EXERCISE DIRECTIONS: Print all entries precisely as they are written.

::: DATA EXTRACT

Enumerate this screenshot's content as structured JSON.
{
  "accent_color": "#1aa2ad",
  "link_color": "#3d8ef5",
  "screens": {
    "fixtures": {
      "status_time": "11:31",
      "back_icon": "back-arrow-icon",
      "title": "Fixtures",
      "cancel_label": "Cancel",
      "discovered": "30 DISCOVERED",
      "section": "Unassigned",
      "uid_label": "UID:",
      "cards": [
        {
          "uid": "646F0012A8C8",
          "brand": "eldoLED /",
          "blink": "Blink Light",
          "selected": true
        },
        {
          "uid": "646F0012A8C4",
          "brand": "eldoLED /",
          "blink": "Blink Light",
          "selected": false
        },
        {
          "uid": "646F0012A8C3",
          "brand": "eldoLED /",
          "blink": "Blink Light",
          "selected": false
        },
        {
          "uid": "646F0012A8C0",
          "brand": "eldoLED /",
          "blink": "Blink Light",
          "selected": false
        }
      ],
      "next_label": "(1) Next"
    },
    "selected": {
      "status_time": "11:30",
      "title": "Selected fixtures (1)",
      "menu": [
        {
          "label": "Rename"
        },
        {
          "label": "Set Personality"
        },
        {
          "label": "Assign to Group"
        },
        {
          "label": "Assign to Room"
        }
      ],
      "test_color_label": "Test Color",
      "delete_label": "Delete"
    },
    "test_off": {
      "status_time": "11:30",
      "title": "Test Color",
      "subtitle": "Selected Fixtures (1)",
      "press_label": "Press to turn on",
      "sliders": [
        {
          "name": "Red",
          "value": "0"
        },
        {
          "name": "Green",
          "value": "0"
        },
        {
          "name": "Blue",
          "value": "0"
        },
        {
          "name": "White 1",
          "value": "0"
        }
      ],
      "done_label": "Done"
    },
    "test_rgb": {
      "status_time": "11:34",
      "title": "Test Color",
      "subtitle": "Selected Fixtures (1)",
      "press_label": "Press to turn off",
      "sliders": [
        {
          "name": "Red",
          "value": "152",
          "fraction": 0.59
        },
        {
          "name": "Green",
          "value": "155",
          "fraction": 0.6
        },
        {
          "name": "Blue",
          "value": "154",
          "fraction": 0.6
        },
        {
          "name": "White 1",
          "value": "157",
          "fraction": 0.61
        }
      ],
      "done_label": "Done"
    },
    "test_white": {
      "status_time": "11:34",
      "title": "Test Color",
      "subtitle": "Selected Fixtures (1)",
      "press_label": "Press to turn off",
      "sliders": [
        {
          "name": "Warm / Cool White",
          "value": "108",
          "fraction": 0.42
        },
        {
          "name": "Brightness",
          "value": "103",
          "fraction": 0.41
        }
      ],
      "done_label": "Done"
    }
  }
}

::::::

ANSWER:
Enumerate this screenshot's content as structured JSON.
{
  "accent_color": "#1aa2ad",
  "link_color": "#3d8ef5",
  "screens": {
    "fixtures": {
      "status_time": "11:31",
      "back_icon": "back-arrow-icon",
      "title": "Fixtures",
      "cancel_label": "Cancel",
      "discovered": "30 DISCOVERED",
      "section": "Unassigned",
      "uid_label": "UID:",
      "cards": [
        {
          "uid": "646F0012A8C8",
          "brand": "eldoLED /",
          "blink": "Blink Light",
          "selected": true
        },
        {
          "uid": "646F0012A8C4",
          "brand": "eldoLED /",
          "blink": "Blink Light",
          "selected": false
        },
        {
          "uid": "646F0012A8C3",
          "brand": "eldoLED /",
          "blink": "Blink Light",
          "selected": false
        },
        {
          "uid": "646F0012A8C0",
          "brand": "eldoLED /",
          "blink": "Blink Light",
          "selected": false
        }
      ],
      "next_label": "(1) Next"
    },
    "selected": {
      "status_time": "11:30",
      "title": "Selected fixtures (1)",
      "menu": [
        {
          "label": "Rename"
        },
        {
          "label": "Set Personality"
        },
        {
          "label": "Assign to Group"
        },
        {
          "label": "Assign to Room"
        }
      ],
      "test_color_label": "Test Color",
      "delete_label": "Delete"
    },
    "test_off": {
      "status_time": "11:30",
      "title": "Test Color",
      "subtitle": "Selected Fixtures (1)",
      "press_label": "Press to turn on",
      "sliders": [
        {
          "name": "Red",
          "value": "0"
        },
        {
          "name": "Green",
          "value": "0"
        },
        {
          "name": "Blue",
          "value": "0"
        },
        {
          "name": "White 1",
          "value": "0"
        }
      ],
      "done_label": "Done"
    },
    "test_rgb": {
      "status_time": "11:34",
      "title": "Test Color",
      "subtitle": "Selected Fixtures (1)",
      "press_label": "Press to turn off",
      "sliders": [
        {
          "name": "Red",
          "value": "152",
          "fraction": 0.59
        },
        {
          "name": "Green",
          "value": "155",
          "fraction": 0.6
        },
        {
          "name": "Blue",
          "value": "154",
          "fraction": 0.6
        },
        {
          "name": "White 1",
          "value": "157",
          "fraction": 0.61
        }
      ],
      "done_label": "Done"
    },
    "test_white": {
      "status_time": "11:34",
      "title": "Test Color",
      "subtitle": "Selected Fixtures (1)",
      "press_label": "Press to turn off",
      "sliders": [
        {
          "name": "Warm / Cool White",
          "value": "108",
          "fraction": 0.42
        },
        {
          "name": "Brightness",
          "value": "103",
          "fraction": 0.41
        }
      ],
      "done_label": "Done"
    }
  }
}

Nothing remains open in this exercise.